=== GIVEN REQUEST ===
Copy every line with the string "icon" in it.

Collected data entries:

● ● ● ● ● ● ●

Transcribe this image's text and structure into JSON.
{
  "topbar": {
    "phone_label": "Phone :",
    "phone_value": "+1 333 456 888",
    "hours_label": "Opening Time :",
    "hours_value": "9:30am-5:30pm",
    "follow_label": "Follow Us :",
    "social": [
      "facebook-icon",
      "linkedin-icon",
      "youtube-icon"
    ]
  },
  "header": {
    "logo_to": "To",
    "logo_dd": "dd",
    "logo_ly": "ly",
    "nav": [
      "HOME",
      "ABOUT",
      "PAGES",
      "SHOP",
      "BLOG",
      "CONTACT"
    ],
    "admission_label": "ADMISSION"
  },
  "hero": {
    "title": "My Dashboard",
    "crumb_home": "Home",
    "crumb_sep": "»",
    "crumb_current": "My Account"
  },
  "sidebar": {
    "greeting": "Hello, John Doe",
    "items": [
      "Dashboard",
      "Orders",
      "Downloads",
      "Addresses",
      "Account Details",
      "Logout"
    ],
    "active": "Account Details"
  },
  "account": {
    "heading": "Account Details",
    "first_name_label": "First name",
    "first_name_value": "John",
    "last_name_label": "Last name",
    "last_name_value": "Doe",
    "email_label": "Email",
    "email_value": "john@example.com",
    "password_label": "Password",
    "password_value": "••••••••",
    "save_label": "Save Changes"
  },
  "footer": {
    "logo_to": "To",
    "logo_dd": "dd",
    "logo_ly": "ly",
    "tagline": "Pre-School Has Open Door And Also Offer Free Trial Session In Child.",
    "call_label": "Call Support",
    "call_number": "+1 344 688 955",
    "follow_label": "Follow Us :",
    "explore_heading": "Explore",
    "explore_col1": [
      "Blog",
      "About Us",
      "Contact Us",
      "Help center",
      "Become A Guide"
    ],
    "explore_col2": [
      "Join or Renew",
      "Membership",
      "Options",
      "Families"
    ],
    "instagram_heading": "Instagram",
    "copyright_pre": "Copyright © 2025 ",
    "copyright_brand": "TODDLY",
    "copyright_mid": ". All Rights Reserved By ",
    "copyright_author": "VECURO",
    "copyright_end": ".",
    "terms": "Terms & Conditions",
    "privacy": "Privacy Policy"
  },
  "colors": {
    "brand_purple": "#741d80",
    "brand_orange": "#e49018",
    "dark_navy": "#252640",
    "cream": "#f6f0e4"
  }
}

● ● ● ● ● ● ●

=== RESPONSE TO THIS EXERCISE ===
      "facebook-icon",
      "linkedin-icon",
      "youtube-icon"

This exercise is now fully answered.